Input records:
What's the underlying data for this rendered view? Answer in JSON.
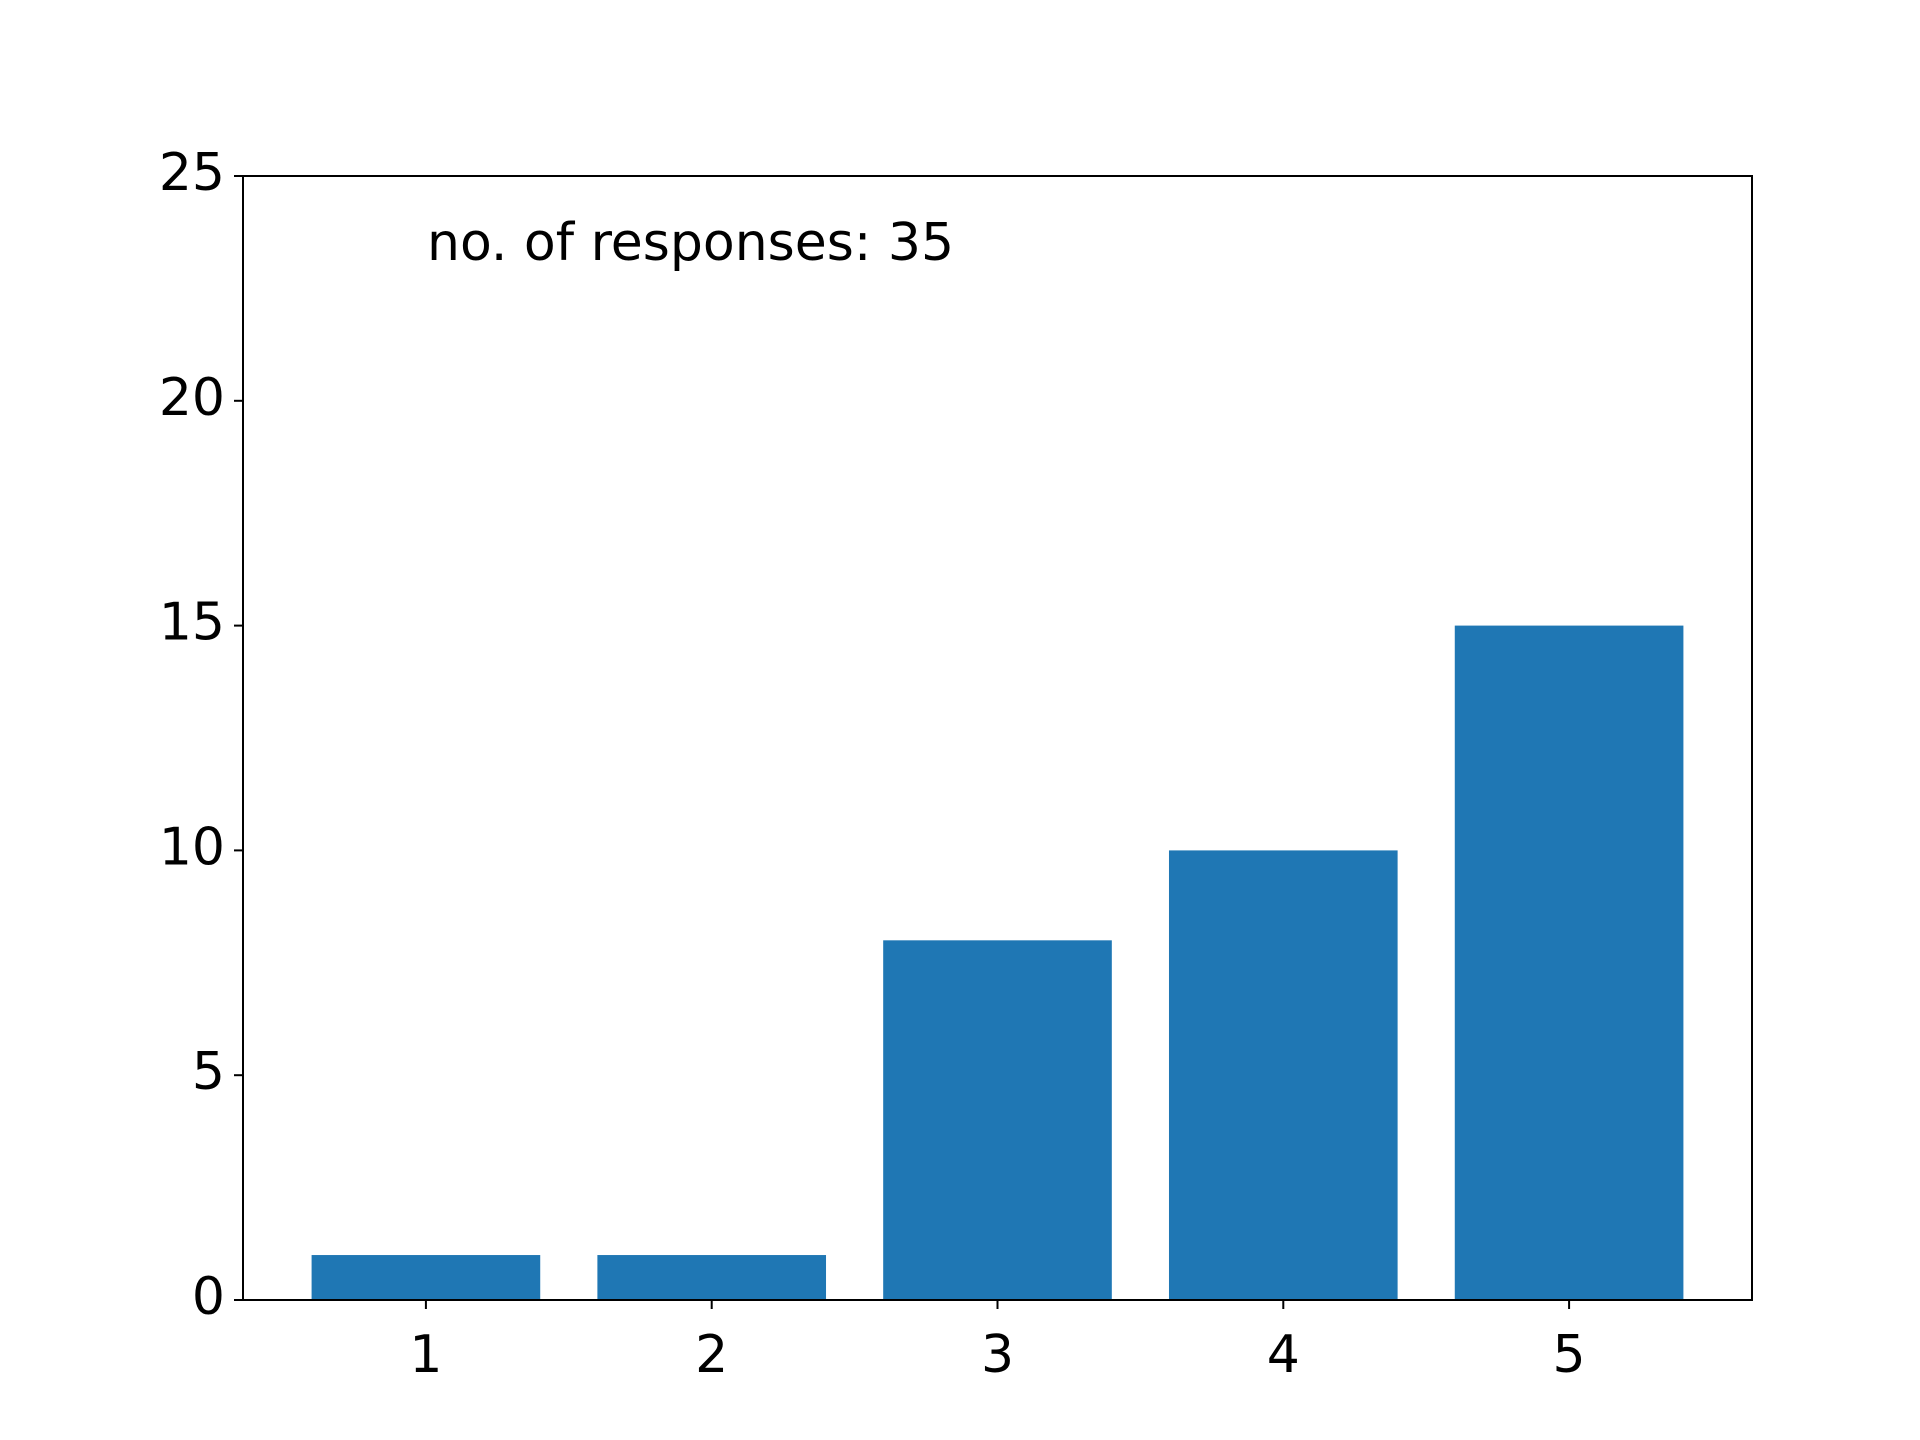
{
  "chart_data": {
    "type": "bar",
    "annotation": "no. of responses: 35",
    "x": [
      1,
      2,
      3,
      4,
      5
    ],
    "values": [
      1,
      1,
      8,
      10,
      15
    ],
    "color": "#1f77b4",
    "xlim": [
      0.36,
      5.64
    ],
    "xticks": [
      1,
      2,
      3,
      4,
      5
    ],
    "ylim": [
      0,
      25
    ],
    "yticks": [
      0,
      5,
      10,
      15,
      20,
      25
    ],
    "grid": false
  }
}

Given exercise: Leave the images out and output the remaining material exactly as it stands.

Task output:
What's the underlying data for this rendered view? Answer in JSON.
{
  "chart_data": {
    "type": "bar",
    "annotation": "no. of responses: 35",
    "x": [
      1,
      2,
      3,
      4,
      5
    ],
    "values": [
      1,
      1,
      8,
      10,
      15
    ],
    "color": "#1f77b4",
    "xlim": [
      0.36,
      5.64
    ],
    "xticks": [
      1,
      2,
      3,
      4,
      5
    ],
    "ylim": [
      0,
      25
    ],
    "yticks": [
      0,
      5,
      10,
      15,
      20,
      25
    ],
    "grid": false
  }
}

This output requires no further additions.